▼▼▼

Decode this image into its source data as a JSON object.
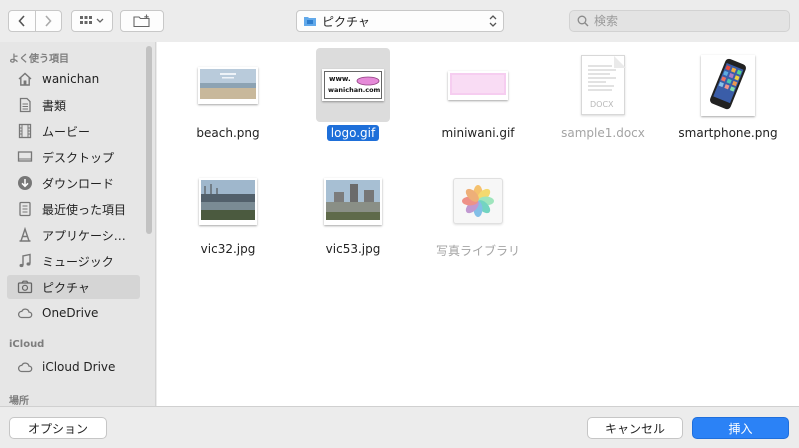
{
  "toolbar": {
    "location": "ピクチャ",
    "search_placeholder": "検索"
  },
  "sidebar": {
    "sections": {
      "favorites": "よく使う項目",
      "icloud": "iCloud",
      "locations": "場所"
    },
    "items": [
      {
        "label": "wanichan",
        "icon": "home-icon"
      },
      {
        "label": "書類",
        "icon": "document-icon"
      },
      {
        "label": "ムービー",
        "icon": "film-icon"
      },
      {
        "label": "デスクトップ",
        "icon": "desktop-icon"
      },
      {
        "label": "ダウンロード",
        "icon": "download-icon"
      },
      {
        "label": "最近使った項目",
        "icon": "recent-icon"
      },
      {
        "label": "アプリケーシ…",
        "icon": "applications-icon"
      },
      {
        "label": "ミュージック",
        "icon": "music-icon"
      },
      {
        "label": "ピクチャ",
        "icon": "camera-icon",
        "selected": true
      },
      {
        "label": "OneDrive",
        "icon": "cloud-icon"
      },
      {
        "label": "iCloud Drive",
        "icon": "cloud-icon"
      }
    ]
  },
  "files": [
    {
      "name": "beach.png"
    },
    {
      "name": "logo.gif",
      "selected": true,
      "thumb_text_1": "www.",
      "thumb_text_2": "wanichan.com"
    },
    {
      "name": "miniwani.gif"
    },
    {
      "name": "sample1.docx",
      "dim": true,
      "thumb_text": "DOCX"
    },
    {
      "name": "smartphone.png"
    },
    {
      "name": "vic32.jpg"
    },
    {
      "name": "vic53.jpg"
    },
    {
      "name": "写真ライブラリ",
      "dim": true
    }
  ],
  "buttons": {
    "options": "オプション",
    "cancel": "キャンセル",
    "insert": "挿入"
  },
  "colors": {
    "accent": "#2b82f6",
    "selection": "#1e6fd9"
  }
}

▲▲▲

## Written exercise
Track down every line with the word "true" and copy it.

## Worked solution
        "selected": true
      "selected": true,
      "dim": true,
      "dim": true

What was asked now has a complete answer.